(Input data)

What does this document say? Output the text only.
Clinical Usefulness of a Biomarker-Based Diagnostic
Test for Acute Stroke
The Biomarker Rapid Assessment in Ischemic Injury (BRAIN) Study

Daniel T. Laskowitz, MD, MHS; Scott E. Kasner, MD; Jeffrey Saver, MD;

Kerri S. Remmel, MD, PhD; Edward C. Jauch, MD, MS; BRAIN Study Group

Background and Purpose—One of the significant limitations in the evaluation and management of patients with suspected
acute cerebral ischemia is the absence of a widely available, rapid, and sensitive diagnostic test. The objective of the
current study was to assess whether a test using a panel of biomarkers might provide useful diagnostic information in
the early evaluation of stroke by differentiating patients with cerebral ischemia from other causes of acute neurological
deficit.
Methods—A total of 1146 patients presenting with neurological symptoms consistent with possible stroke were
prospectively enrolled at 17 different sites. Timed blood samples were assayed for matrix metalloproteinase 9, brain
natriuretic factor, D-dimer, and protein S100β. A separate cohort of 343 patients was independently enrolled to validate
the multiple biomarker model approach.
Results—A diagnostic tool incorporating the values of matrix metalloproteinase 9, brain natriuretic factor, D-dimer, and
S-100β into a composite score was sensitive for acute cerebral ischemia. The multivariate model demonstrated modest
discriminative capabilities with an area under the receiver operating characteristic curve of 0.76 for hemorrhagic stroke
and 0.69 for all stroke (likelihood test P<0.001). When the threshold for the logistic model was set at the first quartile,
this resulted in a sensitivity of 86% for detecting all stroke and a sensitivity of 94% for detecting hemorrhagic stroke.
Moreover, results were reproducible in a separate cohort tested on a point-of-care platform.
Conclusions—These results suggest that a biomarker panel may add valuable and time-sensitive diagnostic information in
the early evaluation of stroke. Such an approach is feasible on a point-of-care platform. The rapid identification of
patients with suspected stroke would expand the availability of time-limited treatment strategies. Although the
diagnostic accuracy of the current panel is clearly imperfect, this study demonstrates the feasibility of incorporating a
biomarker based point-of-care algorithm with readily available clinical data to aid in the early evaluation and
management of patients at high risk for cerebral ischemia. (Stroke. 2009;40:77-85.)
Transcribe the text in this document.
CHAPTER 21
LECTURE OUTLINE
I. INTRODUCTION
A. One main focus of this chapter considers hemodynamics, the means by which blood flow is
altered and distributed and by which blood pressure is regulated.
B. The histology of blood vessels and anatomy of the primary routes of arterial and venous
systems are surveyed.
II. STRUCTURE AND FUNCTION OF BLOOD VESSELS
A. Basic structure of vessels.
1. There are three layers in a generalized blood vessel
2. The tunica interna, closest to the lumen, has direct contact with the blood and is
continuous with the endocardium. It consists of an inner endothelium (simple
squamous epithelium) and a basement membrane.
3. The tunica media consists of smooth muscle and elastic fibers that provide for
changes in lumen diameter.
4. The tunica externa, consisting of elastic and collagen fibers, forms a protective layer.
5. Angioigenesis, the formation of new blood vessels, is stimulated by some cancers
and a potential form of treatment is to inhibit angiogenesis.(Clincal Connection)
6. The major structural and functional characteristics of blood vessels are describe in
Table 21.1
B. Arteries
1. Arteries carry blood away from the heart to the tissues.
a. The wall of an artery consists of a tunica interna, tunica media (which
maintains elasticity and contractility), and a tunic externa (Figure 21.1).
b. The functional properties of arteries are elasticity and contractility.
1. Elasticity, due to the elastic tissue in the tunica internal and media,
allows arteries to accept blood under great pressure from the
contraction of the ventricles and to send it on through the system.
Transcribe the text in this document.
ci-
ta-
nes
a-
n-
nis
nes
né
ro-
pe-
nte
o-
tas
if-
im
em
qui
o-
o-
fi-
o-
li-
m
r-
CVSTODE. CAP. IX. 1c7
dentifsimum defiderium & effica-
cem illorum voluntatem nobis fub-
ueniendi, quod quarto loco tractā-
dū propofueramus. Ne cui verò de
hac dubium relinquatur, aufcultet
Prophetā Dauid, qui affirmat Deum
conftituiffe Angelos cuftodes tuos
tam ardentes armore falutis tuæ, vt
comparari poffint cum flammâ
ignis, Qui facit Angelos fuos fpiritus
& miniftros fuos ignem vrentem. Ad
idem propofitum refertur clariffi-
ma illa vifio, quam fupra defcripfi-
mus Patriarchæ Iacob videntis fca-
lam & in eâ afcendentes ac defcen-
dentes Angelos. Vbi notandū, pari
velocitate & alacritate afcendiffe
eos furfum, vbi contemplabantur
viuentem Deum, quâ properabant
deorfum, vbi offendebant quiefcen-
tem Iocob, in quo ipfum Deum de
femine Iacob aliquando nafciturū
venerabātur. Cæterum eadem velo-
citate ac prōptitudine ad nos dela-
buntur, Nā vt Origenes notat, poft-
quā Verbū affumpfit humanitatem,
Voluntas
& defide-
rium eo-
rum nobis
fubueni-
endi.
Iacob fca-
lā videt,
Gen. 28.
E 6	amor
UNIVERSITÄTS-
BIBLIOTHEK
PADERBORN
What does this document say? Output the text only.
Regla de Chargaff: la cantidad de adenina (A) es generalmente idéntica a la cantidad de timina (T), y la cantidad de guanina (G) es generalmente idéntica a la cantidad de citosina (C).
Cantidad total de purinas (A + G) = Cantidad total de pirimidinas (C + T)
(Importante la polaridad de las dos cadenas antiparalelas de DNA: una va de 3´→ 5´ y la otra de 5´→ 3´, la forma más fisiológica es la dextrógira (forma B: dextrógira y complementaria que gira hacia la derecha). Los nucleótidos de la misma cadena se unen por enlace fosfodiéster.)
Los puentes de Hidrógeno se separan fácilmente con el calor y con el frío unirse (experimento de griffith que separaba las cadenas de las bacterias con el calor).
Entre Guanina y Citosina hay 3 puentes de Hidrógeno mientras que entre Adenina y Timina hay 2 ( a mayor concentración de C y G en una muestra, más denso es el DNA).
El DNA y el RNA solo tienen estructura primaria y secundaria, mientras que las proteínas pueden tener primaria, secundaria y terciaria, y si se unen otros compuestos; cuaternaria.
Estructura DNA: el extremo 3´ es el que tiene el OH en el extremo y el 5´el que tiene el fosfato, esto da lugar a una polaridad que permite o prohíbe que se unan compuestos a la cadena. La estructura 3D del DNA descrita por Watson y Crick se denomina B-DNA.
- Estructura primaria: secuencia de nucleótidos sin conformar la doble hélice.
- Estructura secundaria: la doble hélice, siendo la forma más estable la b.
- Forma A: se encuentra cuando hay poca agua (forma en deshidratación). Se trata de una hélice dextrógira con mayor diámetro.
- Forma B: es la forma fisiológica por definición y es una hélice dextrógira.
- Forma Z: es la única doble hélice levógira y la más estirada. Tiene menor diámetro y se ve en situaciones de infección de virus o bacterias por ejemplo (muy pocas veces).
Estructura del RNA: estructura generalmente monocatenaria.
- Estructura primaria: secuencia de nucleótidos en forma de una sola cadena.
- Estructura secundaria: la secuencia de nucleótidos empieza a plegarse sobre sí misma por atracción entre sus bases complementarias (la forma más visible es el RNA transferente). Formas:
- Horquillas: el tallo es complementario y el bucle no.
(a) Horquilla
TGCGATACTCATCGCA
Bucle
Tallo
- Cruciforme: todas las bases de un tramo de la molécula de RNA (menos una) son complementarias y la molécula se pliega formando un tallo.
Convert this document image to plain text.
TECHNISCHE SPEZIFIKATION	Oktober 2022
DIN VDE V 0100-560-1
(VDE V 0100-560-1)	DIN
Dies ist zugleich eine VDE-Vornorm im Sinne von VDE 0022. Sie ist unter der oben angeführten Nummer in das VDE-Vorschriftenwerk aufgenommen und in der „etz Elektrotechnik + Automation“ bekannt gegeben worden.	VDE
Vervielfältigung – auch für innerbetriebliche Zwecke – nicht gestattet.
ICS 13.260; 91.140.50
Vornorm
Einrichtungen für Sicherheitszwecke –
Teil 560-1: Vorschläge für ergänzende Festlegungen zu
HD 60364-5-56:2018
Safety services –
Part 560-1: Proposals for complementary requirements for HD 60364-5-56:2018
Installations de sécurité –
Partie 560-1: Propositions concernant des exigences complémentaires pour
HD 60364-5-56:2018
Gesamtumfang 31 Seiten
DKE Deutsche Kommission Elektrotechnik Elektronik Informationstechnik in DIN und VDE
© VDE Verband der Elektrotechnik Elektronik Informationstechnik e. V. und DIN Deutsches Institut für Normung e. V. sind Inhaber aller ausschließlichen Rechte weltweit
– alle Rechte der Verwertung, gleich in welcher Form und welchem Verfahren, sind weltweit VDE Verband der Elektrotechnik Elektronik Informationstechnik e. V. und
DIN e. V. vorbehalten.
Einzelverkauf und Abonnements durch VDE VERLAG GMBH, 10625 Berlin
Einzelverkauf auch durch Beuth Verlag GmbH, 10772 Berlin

(End Input data)

# About this task
Out of the lines in the listing, count the ones with the word "media", then give only the number.

# Exercise output
3